Objective:
Copy out every line in the entries below that includes "xxxx".

[Extracted records]
····················
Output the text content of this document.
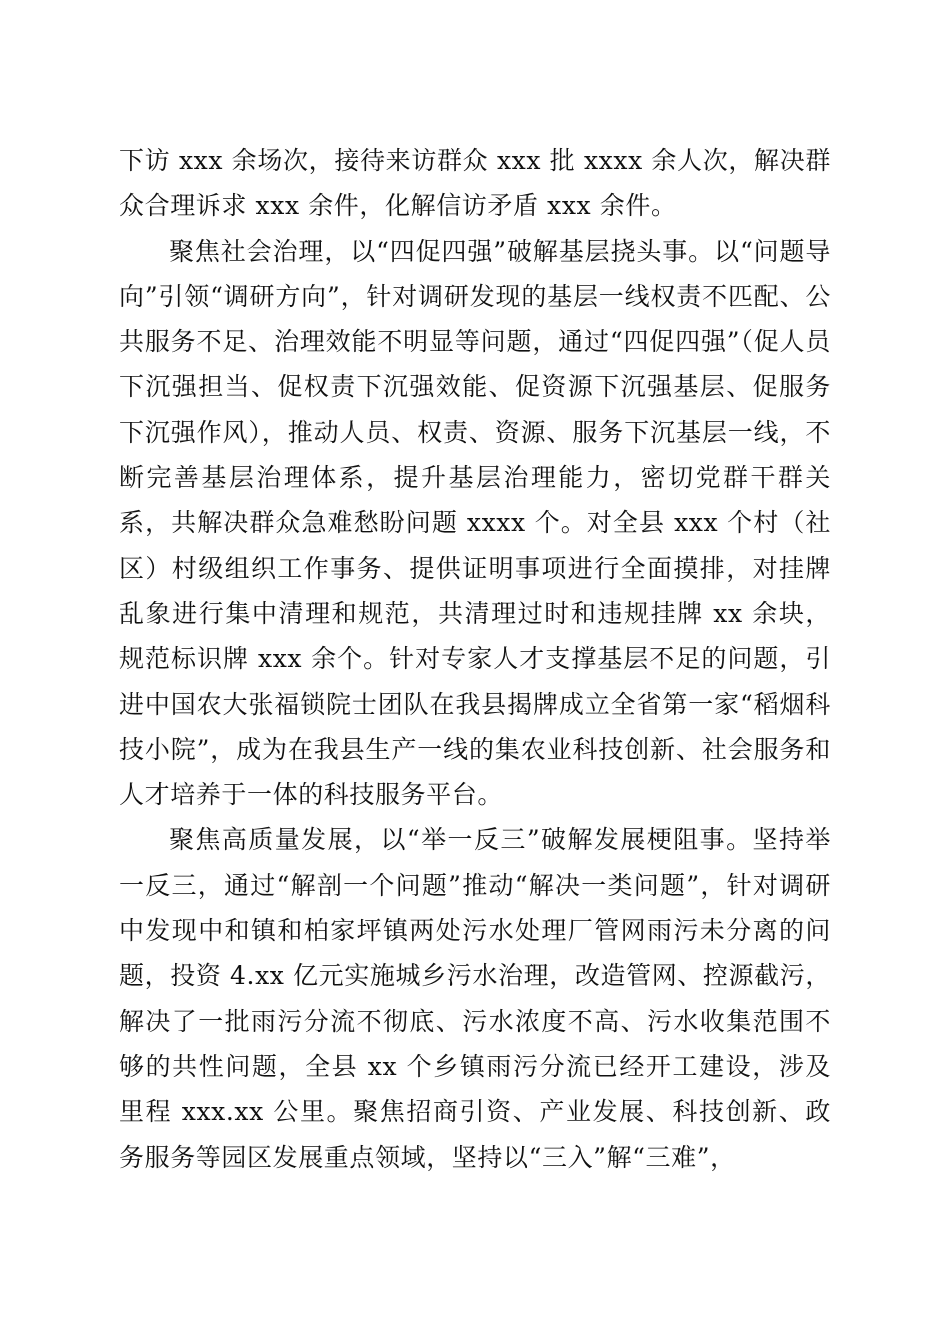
下访 xxx 余场次，接待来访群众 xxx 批 xxxx 余人次，解决群众合理诉求 xxx 余件，化解信访矛盾 xxx 余件。

聚焦社会治理，以“四促四强”破解基层挠头事。以“问题导向”引领“调研方向”，针对调研发现的基层一线权责不匹配、公共服务不足、治理效能不明显等问题，通过“四促四强”（促人员下沉强担当、促权责下沉强效能、促资源下沉强基层、促服务下沉强作风），推动人员、权责、资源、服务下沉基层一线，不断完善基层治理体系，提升基层治理能力，密切党群干群关系，共解决群众急难愁盼问题 xxxx 个。对全县 xxx 个村（社区）村级组织工作事务、提供证明事项进行全面摸排，对挂牌乱象进行集中清理和规范，共清理过时和违规挂牌 xx 余块，规范标识牌 xxx 余个。针对专家人才支撑基层不足的问题，引进中国农大张福锁院士团队在我县揭牌成立全省第一家“稻烟科技小院”，成为在我县生产一线的集农业科技创新、社会服务和人才培养于一体的科技服务平台。

聚焦高质量发展，以“举一反三”破解发展梗阻事。坚持举一反三，通过“解剖一个问题”推动“解决一类问题”，针对调研中发现中和镇和柏家坪镇两处污水处理厂管网雨污未分离的问题，投资 4.xx 亿元实施城乡污水治理，改造管网、控源截污，解决了一批雨污分流不彻底、污水浓度不高、污水收集范围不够的共性问题，全县 xx 个乡镇雨污分流已经开工建设，涉及里程 xxx.xx 公里。聚焦招商引资、产业发展、科技创新、政务服务等园区发展重点领域，坚持以“三入”解“三难”，
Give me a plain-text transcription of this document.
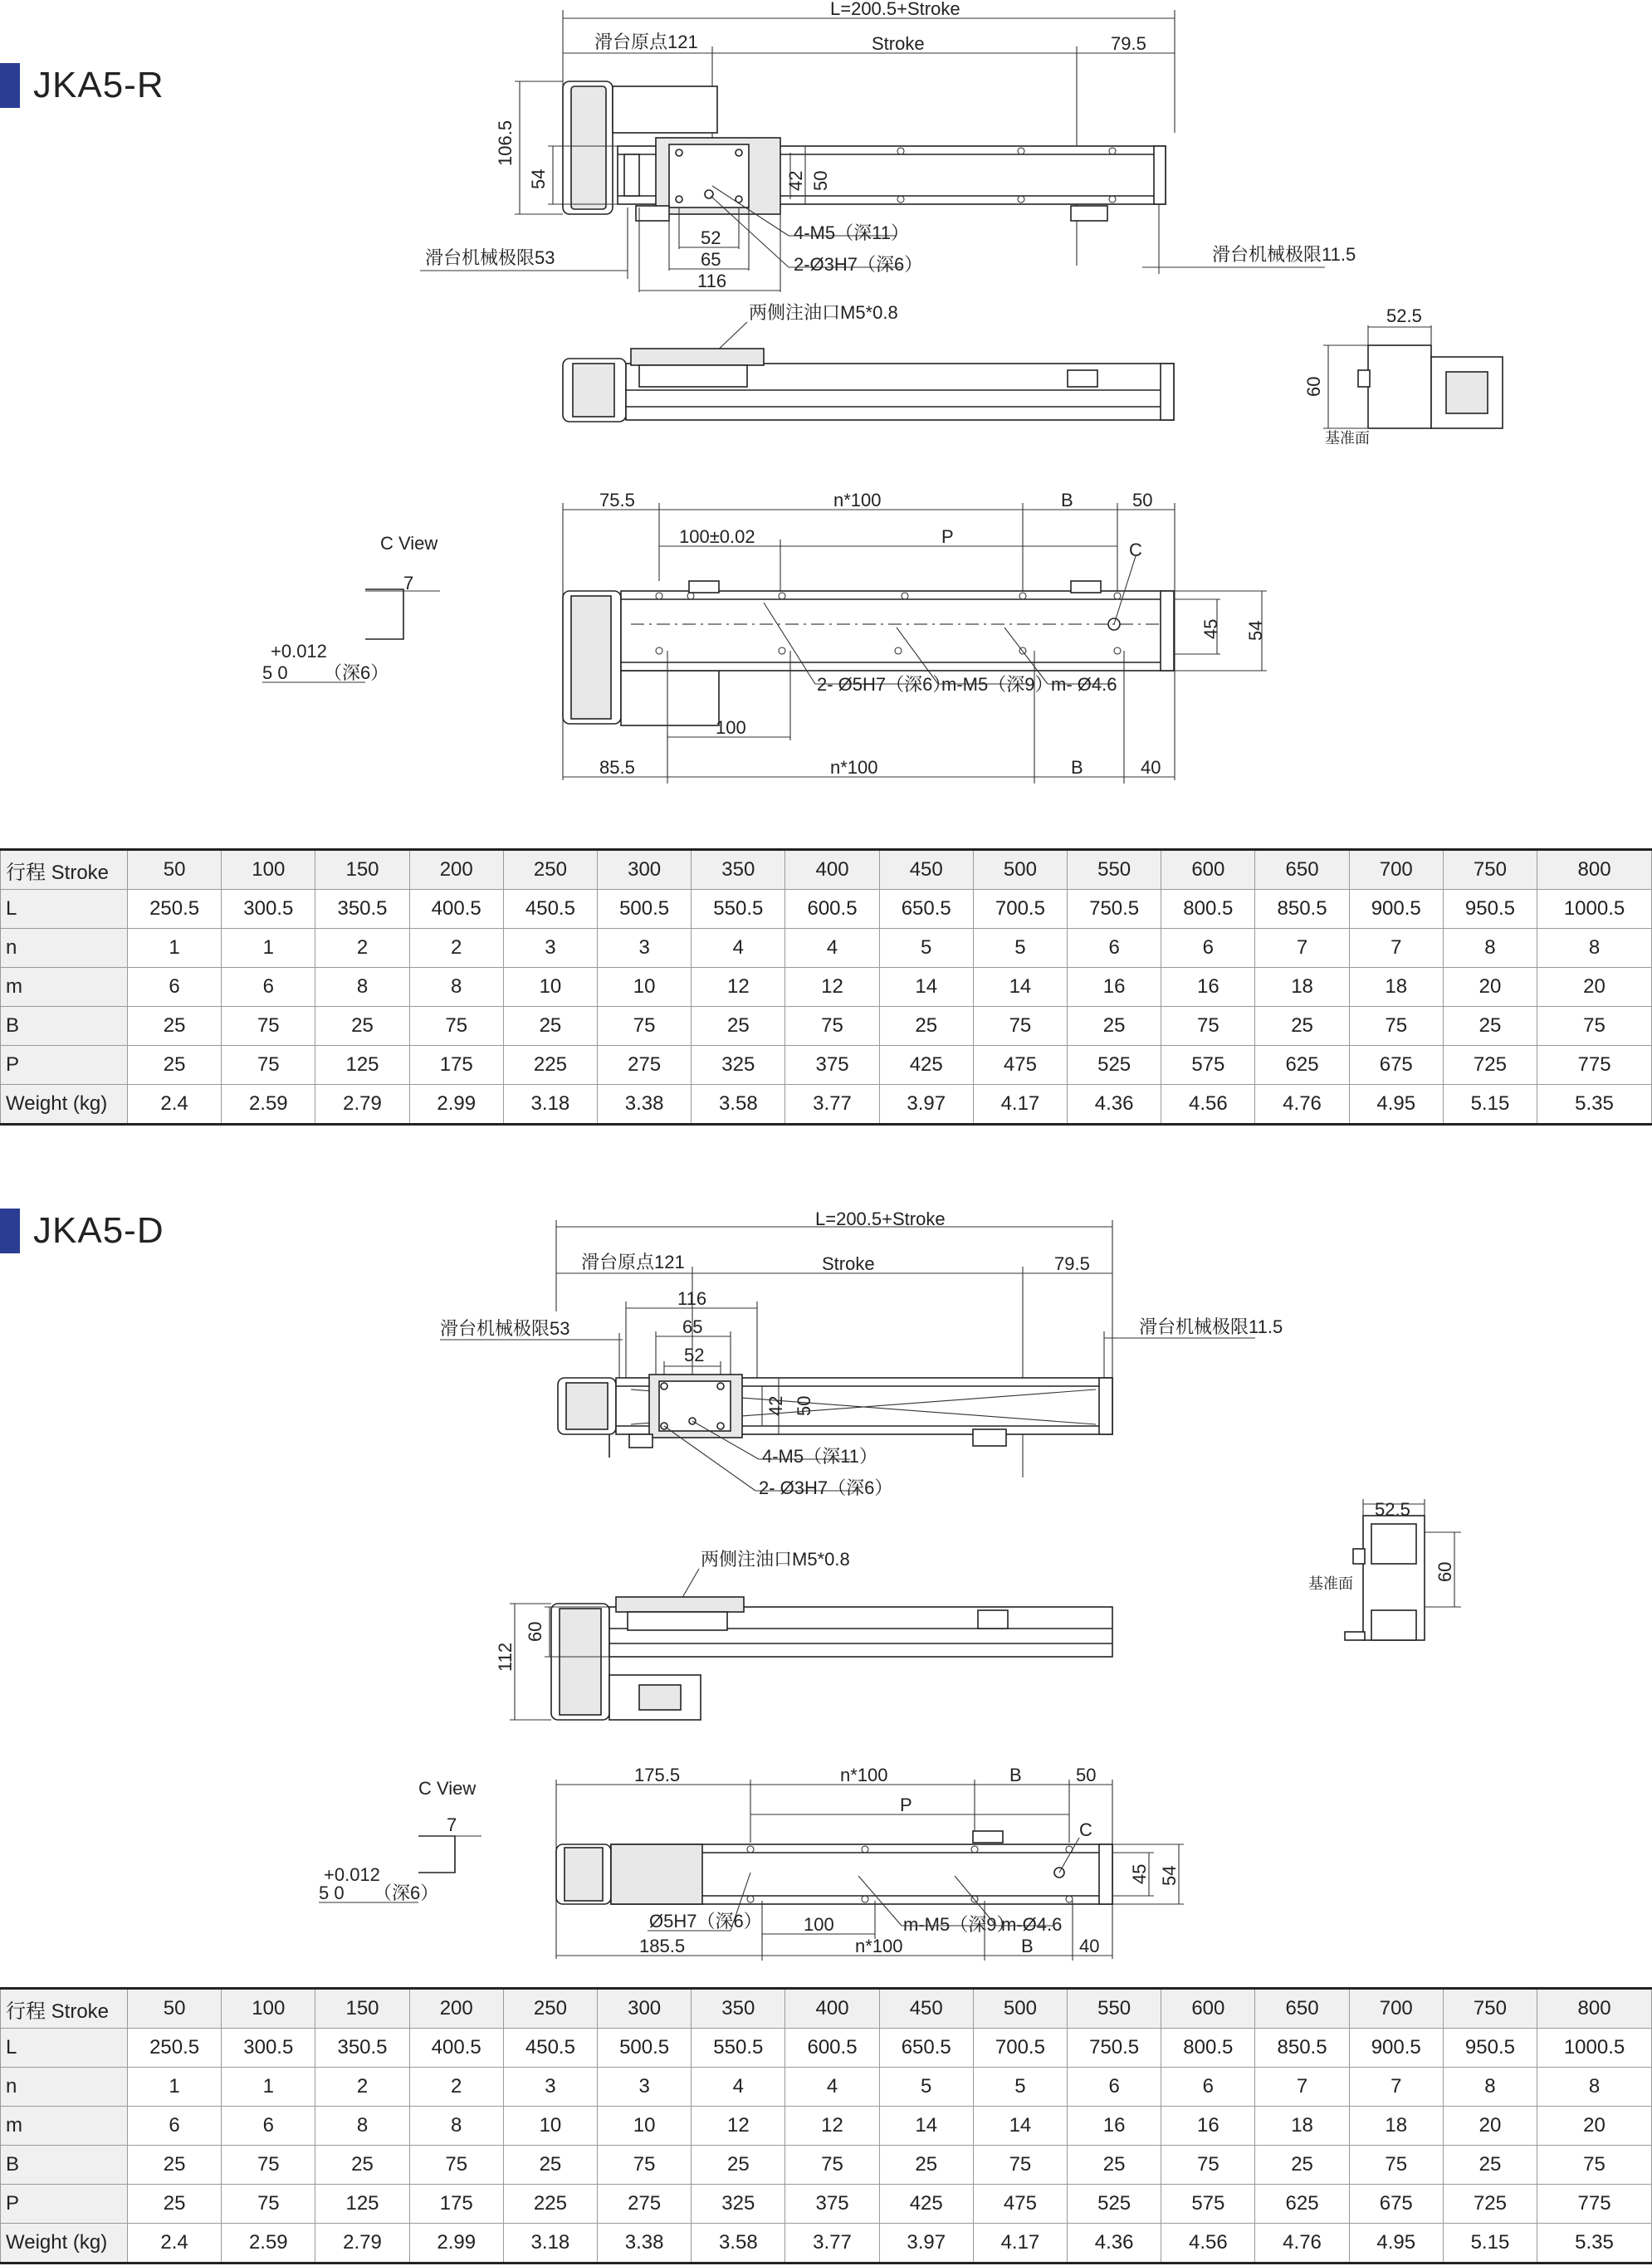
JKA5-R
L=200.5+Stroke
滑台原点121	Stroke	79.5
106.5
54	42 50
52
65
116
4-M5（深11）
2-Ø3H7（深6）
滑台机械极限53	滑台机械极限11.5
两侧注油口M5*0.8	52.5
60
基准面
C View
7
+0.012
5 0 （深6）
75.5	n*100	B	50
100±0.02	P
C
45 54
2- Ø5H7（深6）
m-M5（深9）
m- Ø4.6
100
85.5	n*100	B	40
行程 Stroke	50	100	150	200	250	300	350	400	450	500	550	600	650	700	750	800
L	250.5	300.5	350.5	400.5	450.5	500.5	550.5	600.5	650.5	700.5	750.5	800.5	850.5	900.5	950.5	1000.5
n	1	1	2	2	3	3	4	4	5	5	6	6	7	7	8	8
m	6	6	8	8	10	10	12	12	14	14	16	16	18	18	20	20
B	25	75	25	75	25	75	25	75	25	75	25	75	25	75	25	75
P	25	75	125	175	225	275	325	375	425	475	525	575	625	675	725	775
Weight (kg)	2.4	2.59	2.79	2.99	3.18	3.38	3.58	3.77	3.97	4.17	4.36	4.56	4.76	4.95	5.15	5.35
JKA5-D	L=200.5+Stroke
滑台原点121	Stroke	79.5
116
65
52
滑台机械极限53	滑台机械极限11.5
42 50
4-M5（深11）
2- Ø3H7（深6）
两侧注油口M5*0.8
112
60
52.5
60
基准面
C View
7
+0.012
5 0 （深6）
175.5	n*100	B	50
P
C
45 54
Ø5H7（深6）	m-M5（深9）
m-Ø4.6
100
185.5	n*100	B	40
行程 Stroke	50	100	150	200	250	300	350	400	450	500	550	600	650	700	750	800
L	250.5	300.5	350.5	400.5	450.5	500.5	550.5	600.5	650.5	700.5	750.5	800.5	850.5	900.5	950.5	1000.5
n	1	1	2	2	3	3	4	4	5	5	6	6	7	7	8	8
m	6	6	8	8	10	10	12	12	14	14	16	16	18	18	20	20
B	25	75	25	75	25	75	25	75	25	75	25	75	25	75	25	75
P	25	75	125	175	225	275	325	375	425	475	525	575	625	675	725	775
Weight (kg)	2.4	2.59	2.79	2.99	3.18	3.38	3.58	3.77	3.97	4.17	4.36	4.56	4.76	4.95	5.15	5.35
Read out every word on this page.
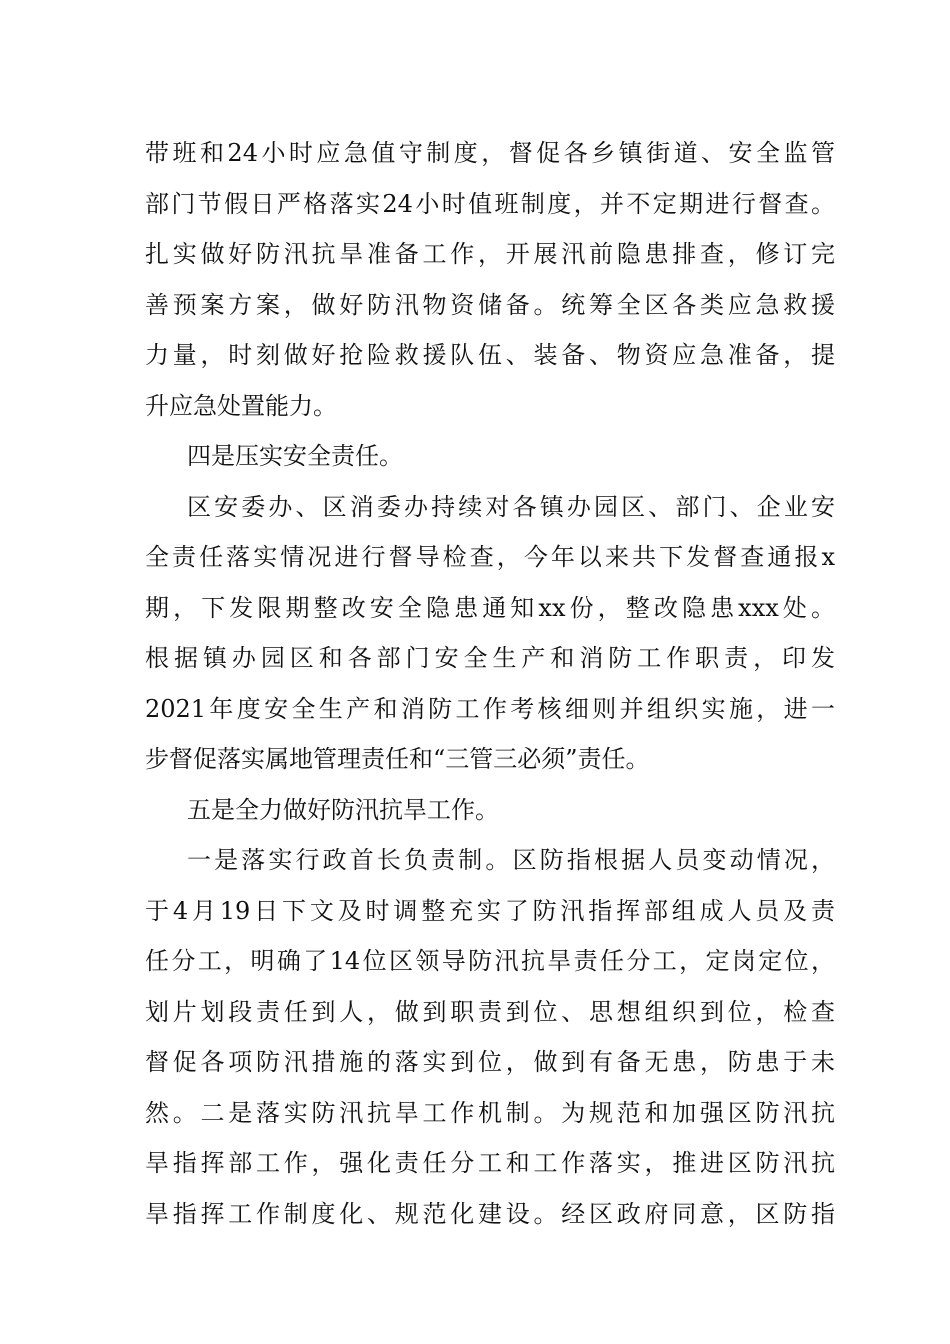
带班和24小时应急值守制度，督促各乡镇街道、安全监管
部门节假日严格落实24小时值班制度，并不定期进行督查。
扎实做好防汛抗旱准备工作，开展汛前隐患排查，修订完
善预案方案，做好防汛物资储备。统筹全区各类应急救援
力量，时刻做好抢险救援队伍、装备、物资应急准备，提
升应急处置能力。
四是压实安全责任。
区安委办、区消委办持续对各镇办园区、部门、企业安
全责任落实情况进行督导检查，今年以来共下发督查通报x
期，下发限期整改安全隐患通知xx份，整改隐患xxx处。
根据镇办园区和各部门安全生产和消防工作职责，印发
2021年度安全生产和消防工作考核细则并组织实施，进一
步督促落实属地管理责任和“三管三必须”责任。
五是全力做好防汛抗旱工作。
一是落实行政首长负责制。区防指根据人员变动情况，
于4月19日下文及时调整充实了防汛指挥部组成人员及责
任分工，明确了14位区领导防汛抗旱责任分工，定岗定位，
划片划段责任到人，做到职责到位、思想组织到位，检查
督促各项防汛措施的落实到位，做到有备无患，防患于未
然。二是落实防汛抗旱工作机制。为规范和加强区防汛抗
旱指挥部工作，强化责任分工和工作落实，推进区防汛抗
旱指挥工作制度化、规范化建设。经区政府同意，区防指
····················
Solution to this problem:
下访 xxx 余场次，接待来访群众 xxx 批 xxxx 余人次，解决群众合理诉求 xxx 余件，化解信访矛盾 xxx 余件。
聚焦社会治理，以“四促四强”破解基层挠头事。以“问题导向”引领“调研方向”，针对调研发现的基层一线权责不匹配、公共服务不足、治理效能不明显等问题，通过“四促四强”（促人员下沉强担当、促权责下沉强效能、促资源下沉强基层、促服务下沉强作风），推动人员、权责、资源、服务下沉基层一线，不断完善基层治理体系，提升基层治理能力，密切党群干群关系，共解决群众急难愁盼问题 xxxx 个。对全县 xxx 个村（社区）村级组织工作事务、提供证明事项进行全面摸排，对挂牌乱象进行集中清理和规范，共清理过时和违规挂牌 xx 余块，规范标识牌 xxx 余个。针对专家人才支撑基层不足的问题，引进中国农大张福锁院士团队在我县揭牌成立全省第一家“稻烟科技小院”，成为在我县生产一线的集农业科技创新、社会服务和人才培养于一体的科技服务平台。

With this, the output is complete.